[WRITTEN REQUEST] Below are some records; repeat them all exactly, minus the pictures.

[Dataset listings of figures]
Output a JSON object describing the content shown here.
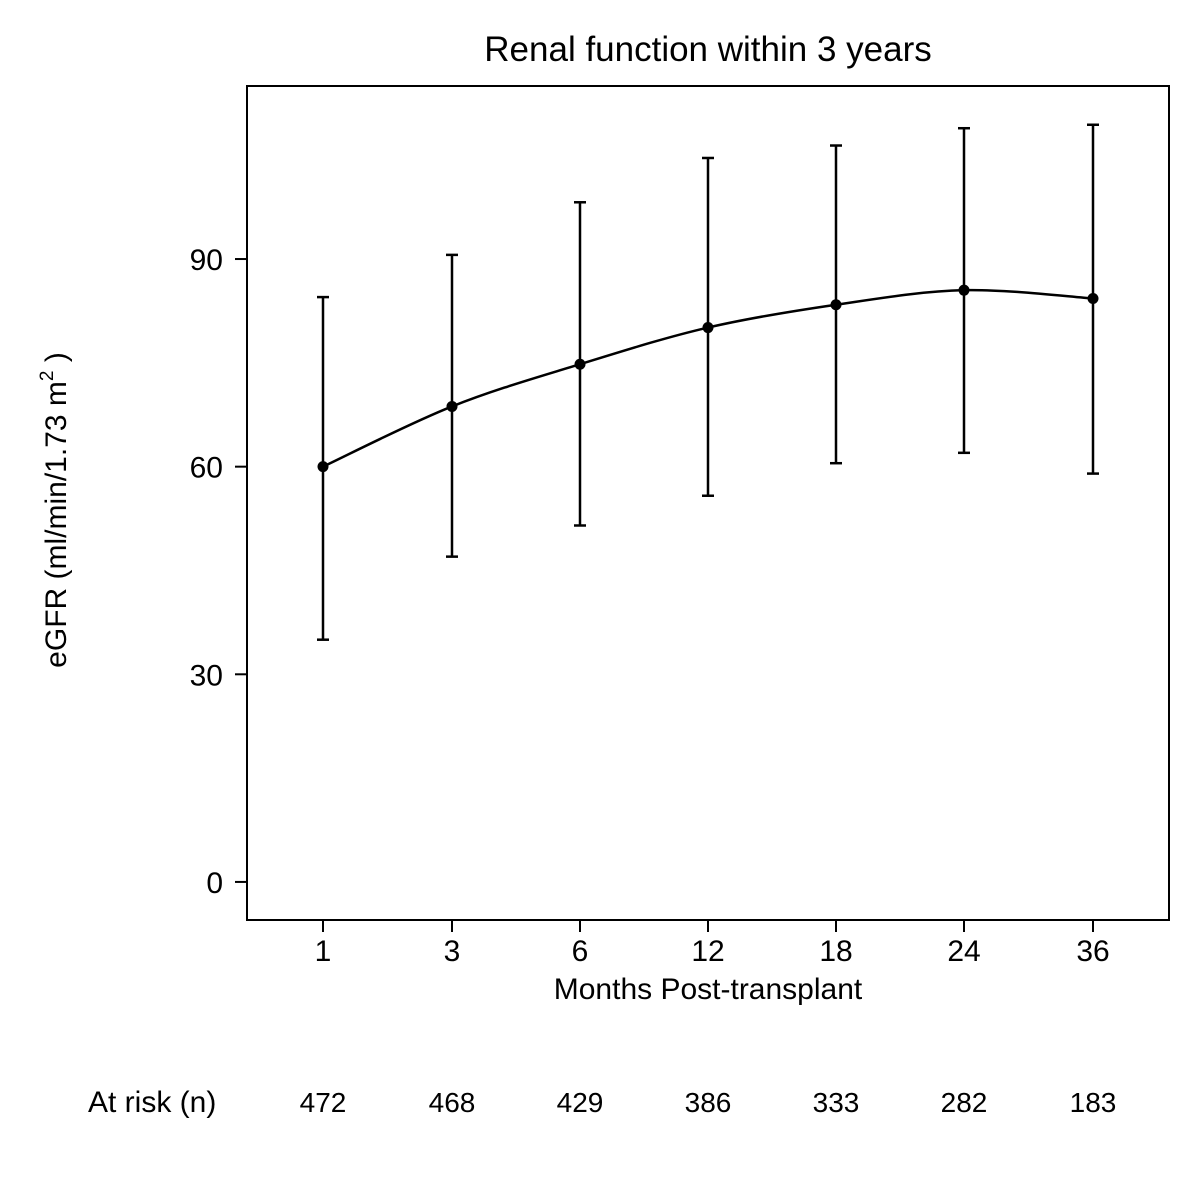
{
  "chart_data": {
    "type": "line",
    "title": "Renal function within 3 years",
    "xlabel": "Months Post-transplant",
    "ylabel_main": "eGFR (ml/min/1.73 m",
    "ylabel_sup": "2",
    "ylabel_close": " )",
    "categories": [
      "1",
      "3",
      "6",
      "12",
      "18",
      "24",
      "36"
    ],
    "values": [
      60,
      68.7,
      74.8,
      80.1,
      83.4,
      85.5,
      84.3
    ],
    "error_low": [
      35,
      47,
      51.5,
      55.8,
      60.5,
      62,
      59
    ],
    "error_high": [
      84.5,
      90.6,
      98.2,
      104.6,
      106.4,
      108.9,
      109.4
    ],
    "yticks": [
      0,
      30,
      60,
      90
    ],
    "ylim": [
      -5.5,
      115
    ],
    "grid": false,
    "at_risk": {
      "label": "At risk (n)",
      "values": [
        "472",
        "468",
        "429",
        "386",
        "333",
        "282",
        "183"
      ]
    }
  }
}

[THE REPLY]
Output a JSON object describing the content shown here.
{
  "chart_data": {
    "type": "line",
    "title": "Renal function within 3 years",
    "xlabel": "Months Post-transplant",
    "ylabel_main": "eGFR (ml/min/1.73 m",
    "ylabel_sup": "2",
    "ylabel_close": " )",
    "categories": [
      "1",
      "3",
      "6",
      "12",
      "18",
      "24",
      "36"
    ],
    "values": [
      60,
      68.7,
      74.8,
      80.1,
      83.4,
      85.5,
      84.3
    ],
    "error_low": [
      35,
      47,
      51.5,
      55.8,
      60.5,
      62,
      59
    ],
    "error_high": [
      84.5,
      90.6,
      98.2,
      104.6,
      106.4,
      108.9,
      109.4
    ],
    "yticks": [
      0,
      30,
      60,
      90
    ],
    "ylim": [
      -5.5,
      115
    ],
    "grid": false,
    "at_risk": {
      "label": "At risk (n)",
      "values": [
        "472",
        "468",
        "429",
        "386",
        "333",
        "282",
        "183"
      ]
    }
  }
}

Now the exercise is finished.